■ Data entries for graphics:
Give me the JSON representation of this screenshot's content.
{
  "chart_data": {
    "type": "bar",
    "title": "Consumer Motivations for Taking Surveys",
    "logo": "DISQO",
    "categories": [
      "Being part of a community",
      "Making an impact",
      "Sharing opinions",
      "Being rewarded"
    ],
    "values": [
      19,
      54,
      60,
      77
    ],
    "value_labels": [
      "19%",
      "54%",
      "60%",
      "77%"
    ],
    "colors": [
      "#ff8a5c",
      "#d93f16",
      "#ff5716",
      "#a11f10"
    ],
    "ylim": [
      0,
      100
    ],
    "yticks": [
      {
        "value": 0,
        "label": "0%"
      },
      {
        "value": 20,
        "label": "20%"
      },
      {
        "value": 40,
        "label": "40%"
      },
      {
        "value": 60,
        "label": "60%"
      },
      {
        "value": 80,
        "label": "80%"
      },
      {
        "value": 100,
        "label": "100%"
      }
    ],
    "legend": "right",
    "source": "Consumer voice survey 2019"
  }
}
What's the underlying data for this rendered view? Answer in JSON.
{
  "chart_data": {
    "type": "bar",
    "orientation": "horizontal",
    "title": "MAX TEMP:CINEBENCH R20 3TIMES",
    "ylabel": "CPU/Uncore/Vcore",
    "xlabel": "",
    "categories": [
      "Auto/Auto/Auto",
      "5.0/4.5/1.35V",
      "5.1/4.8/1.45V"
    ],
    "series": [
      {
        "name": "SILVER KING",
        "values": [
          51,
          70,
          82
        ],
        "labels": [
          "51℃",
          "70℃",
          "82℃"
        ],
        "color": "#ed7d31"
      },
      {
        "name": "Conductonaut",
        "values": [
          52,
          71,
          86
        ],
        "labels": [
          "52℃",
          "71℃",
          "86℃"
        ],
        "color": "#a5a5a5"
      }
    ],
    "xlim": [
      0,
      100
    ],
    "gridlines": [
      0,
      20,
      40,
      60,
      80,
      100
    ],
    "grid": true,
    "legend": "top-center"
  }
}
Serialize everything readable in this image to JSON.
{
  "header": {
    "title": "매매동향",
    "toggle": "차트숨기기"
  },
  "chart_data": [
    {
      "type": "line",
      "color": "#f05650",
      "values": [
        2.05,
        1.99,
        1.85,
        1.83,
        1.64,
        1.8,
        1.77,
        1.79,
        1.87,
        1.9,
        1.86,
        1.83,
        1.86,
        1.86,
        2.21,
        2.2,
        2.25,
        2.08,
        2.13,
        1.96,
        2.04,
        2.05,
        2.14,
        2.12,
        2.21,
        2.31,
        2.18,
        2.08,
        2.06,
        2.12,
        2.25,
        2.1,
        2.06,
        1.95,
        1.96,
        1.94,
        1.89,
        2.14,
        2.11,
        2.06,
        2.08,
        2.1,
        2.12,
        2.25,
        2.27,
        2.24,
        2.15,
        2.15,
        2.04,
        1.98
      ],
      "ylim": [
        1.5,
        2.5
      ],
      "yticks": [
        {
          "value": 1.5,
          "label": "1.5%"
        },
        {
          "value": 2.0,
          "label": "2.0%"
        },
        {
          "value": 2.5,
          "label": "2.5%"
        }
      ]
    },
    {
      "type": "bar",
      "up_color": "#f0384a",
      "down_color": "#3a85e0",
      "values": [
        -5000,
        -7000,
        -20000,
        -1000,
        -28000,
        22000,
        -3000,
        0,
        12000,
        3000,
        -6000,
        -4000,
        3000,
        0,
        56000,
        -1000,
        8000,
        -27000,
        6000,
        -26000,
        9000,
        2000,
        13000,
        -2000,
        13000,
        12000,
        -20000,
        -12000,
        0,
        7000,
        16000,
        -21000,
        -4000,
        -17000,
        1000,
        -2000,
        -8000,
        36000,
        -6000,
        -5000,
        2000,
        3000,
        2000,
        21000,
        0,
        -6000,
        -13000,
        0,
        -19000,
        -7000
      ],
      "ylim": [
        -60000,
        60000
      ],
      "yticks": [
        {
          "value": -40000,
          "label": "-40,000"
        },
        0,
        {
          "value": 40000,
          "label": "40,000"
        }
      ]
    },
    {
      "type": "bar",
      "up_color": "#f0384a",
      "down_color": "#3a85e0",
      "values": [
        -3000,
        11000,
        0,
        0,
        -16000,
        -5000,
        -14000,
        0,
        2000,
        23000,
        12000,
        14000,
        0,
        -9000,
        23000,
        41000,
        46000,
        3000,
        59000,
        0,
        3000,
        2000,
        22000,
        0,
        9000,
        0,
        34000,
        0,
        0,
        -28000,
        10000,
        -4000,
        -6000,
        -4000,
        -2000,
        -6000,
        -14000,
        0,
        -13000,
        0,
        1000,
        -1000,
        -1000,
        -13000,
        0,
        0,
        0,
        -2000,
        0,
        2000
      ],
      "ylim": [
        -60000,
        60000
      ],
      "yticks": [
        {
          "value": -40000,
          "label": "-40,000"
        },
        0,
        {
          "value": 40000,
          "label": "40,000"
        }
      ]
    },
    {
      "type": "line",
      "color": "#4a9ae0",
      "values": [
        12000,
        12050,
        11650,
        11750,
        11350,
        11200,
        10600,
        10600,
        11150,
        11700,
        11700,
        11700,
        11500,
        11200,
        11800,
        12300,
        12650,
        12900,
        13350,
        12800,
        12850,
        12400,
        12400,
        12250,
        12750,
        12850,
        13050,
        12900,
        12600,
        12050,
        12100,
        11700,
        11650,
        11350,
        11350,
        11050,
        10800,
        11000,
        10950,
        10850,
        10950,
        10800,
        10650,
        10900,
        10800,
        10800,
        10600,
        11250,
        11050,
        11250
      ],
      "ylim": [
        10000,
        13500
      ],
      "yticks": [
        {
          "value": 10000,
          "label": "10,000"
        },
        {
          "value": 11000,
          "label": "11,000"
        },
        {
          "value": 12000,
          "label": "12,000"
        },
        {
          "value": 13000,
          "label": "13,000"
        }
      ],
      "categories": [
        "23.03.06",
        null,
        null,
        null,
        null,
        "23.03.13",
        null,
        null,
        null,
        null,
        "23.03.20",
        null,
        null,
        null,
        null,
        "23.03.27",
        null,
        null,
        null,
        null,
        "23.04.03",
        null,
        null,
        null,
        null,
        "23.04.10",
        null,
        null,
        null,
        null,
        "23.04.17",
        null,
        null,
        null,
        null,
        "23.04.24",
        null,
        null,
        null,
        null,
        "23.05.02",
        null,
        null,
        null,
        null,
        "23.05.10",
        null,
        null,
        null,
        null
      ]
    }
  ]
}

■ THE EXERCISE: Extract the complete listing verbatim.

■ COMPLETE ANSWER:
Give me the JSON representation of this screenshot's content.
{
  "chart_data": {
    "type": "bar",
    "title": "Consumer Motivations for Taking Surveys",
    "logo": "DISQO",
    "categories": [
      "Being part of a community",
      "Making an impact",
      "Sharing opinions",
      "Being rewarded"
    ],
    "values": [
      19,
      54,
      60,
      77
    ],
    "value_labels": [
      "19%",
      "54%",
      "60%",
      "77%"
    ],
    "colors": [
      "#ff8a5c",
      "#d93f16",
      "#ff5716",
      "#a11f10"
    ],
    "ylim": [
      0,
      100
    ],
    "yticks": [
      {
        "value": 0,
        "label": "0%"
      },
      {
        "value": 20,
        "label": "20%"
      },
      {
        "value": 40,
        "label": "40%"
      },
      {
        "value": 60,
        "label": "60%"
      },
      {
        "value": 80,
        "label": "80%"
      },
      {
        "value": 100,
        "label": "100%"
      }
    ],
    "legend": "right",
    "source": "Consumer voice survey 2019"
  }
}
What's the underlying data for this rendered view? Answer in JSON.
{
  "chart_data": {
    "type": "bar",
    "orientation": "horizontal",
    "title": "MAX TEMP:CINEBENCH R20 3TIMES",
    "ylabel": "CPU/Uncore/Vcore",
    "xlabel": "",
    "categories": [
      "Auto/Auto/Auto",
      "5.0/4.5/1.35V",
      "5.1/4.8/1.45V"
    ],
    "series": [
      {
        "name": "SILVER KING",
        "values": [
          51,
          70,
          82
        ],
        "labels": [
          "51℃",
          "70℃",
          "82℃"
        ],
        "color": "#ed7d31"
      },
      {
        "name": "Conductonaut",
        "values": [
          52,
          71,
          86
        ],
        "labels": [
          "52℃",
          "71℃",
          "86℃"
        ],
        "color": "#a5a5a5"
      }
    ],
    "xlim": [
      0,
      100
    ],
    "gridlines": [
      0,
      20,
      40,
      60,
      80,
      100
    ],
    "grid": true,
    "legend": "top-center"
  }
}
Serialize everything readable in this image to JSON.
{
  "header": {
    "title": "매매동향",
    "toggle": "차트숨기기"
  },
  "chart_data": [
    {
      "type": "line",
      "color": "#f05650",
      "values": [
        2.05,
        1.99,
        1.85,
        1.83,
        1.64,
        1.8,
        1.77,
        1.79,
        1.87,
        1.9,
        1.86,
        1.83,
        1.86,
        1.86,
        2.21,
        2.2,
        2.25,
        2.08,
        2.13,
        1.96,
        2.04,
        2.05,
        2.14,
        2.12,
        2.21,
        2.31,
        2.18,
        2.08,
        2.06,
        2.12,
        2.25,
        2.1,
        2.06,
        1.95,
        1.96,
        1.94,
        1.89,
        2.14,
        2.11,
        2.06,
        2.08,
        2.1,
        2.12,
        2.25,
        2.27,
        2.24,
        2.15,
        2.15,
        2.04,
        1.98
      ],
      "ylim": [
        1.5,
        2.5
      ],
      "yticks": [
        {
          "value": 1.5,
          "label": "1.5%"
        },
        {
          "value": 2.0,
          "label": "2.0%"
        },
        {
          "value": 2.5,
          "label": "2.5%"
        }
      ]
    },
    {
      "type": "bar",
      "up_color": "#f0384a",
      "down_color": "#3a85e0",
      "values": [
        -5000,
        -7000,
        -20000,
        -1000,
        -28000,
        22000,
        -3000,
        0,
        12000,
        3000,
        -6000,
        -4000,
        3000,
        0,
        56000,
        -1000,
        8000,
        -27000,
        6000,
        -26000,
        9000,
        2000,
        13000,
        -2000,
        13000,
        12000,
        -20000,
        -12000,
        0,
        7000,
        16000,
        -21000,
        -4000,
        -17000,
        1000,
        -2000,
        -8000,
        36000,
        -6000,
        -5000,
        2000,
        3000,
        2000,
        21000,
        0,
        -6000,
        -13000,
        0,
        -19000,
        -7000
      ],
      "ylim": [
        -60000,
        60000
      ],
      "yticks": [
        {
          "value": -40000,
          "label": "-40,000"
        },
        0,
        {
          "value": 40000,
          "label": "40,000"
        }
      ]
    },
    {
      "type": "bar",
      "up_color": "#f0384a",
      "down_color": "#3a85e0",
      "values": [
        -3000,
        11000,
        0,
        0,
        -16000,
        -5000,
        -14000,
        0,
        2000,
        23000,
        12000,
        14000,
        0,
        -9000,
        23000,
        41000,
        46000,
        3000,
        59000,
        0,
        3000,
        2000,
        22000,
        0,
        9000,
        0,
        34000,
        0,
        0,
        -28000,
        10000,
        -4000,
        -6000,
        -4000,
        -2000,
        -6000,
        -14000,
        0,
        -13000,
        0,
        1000,
        -1000,
        -1000,
        -13000,
        0,
        0,
        0,
        -2000,
        0,
        2000
      ],
      "ylim": [
        -60000,
        60000
      ],
      "yticks": [
        {
          "value": -40000,
          "label": "-40,000"
        },
        0,
        {
          "value": 40000,
          "label": "40,000"
        }
      ]
    },
    {
      "type": "line",
      "color": "#4a9ae0",
      "values": [
        12000,
        12050,
        11650,
        11750,
        11350,
        11200,
        10600,
        10600,
        11150,
        11700,
        11700,
        11700,
        11500,
        11200,
        11800,
        12300,
        12650,
        12900,
        13350,
        12800,
        12850,
        12400,
        12400,
        12250,
        12750,
        12850,
        13050,
        12900,
        12600,
        12050,
        12100,
        11700,
        11650,
        11350,
        11350,
        11050,
        10800,
        11000,
        10950,
        10850,
        10950,
        10800,
        10650,
        10900,
        10800,
        10800,
        10600,
        11250,
        11050,
        11250
      ],
      "ylim": [
        10000,
        13500
      ],
      "yticks": [
        {
          "value": 10000,
          "label": "10,000"
        },
        {
          "value": 11000,
          "label": "11,000"
        },
        {
          "value": 12000,
          "label": "12,000"
        },
        {
          "value": 13000,
          "label": "13,000"
        }
      ],
      "categories": [
        "23.03.06",
        null,
        null,
        null,
        null,
        "23.03.13",
        null,
        null,
        null,
        null,
        "23.03.20",
        null,
        null,
        null,
        null,
        "23.03.27",
        null,
        null,
        null,
        null,
        "23.04.03",
        null,
        null,
        null,
        null,
        "23.04.10",
        null,
        null,
        null,
        null,
        "23.04.17",
        null,
        null,
        null,
        null,
        "23.04.24",
        null,
        null,
        null,
        null,
        "23.05.02",
        null,
        null,
        null,
        null,
        "23.05.10",
        null,
        null,
        null,
        null
      ]
    }
  ]
}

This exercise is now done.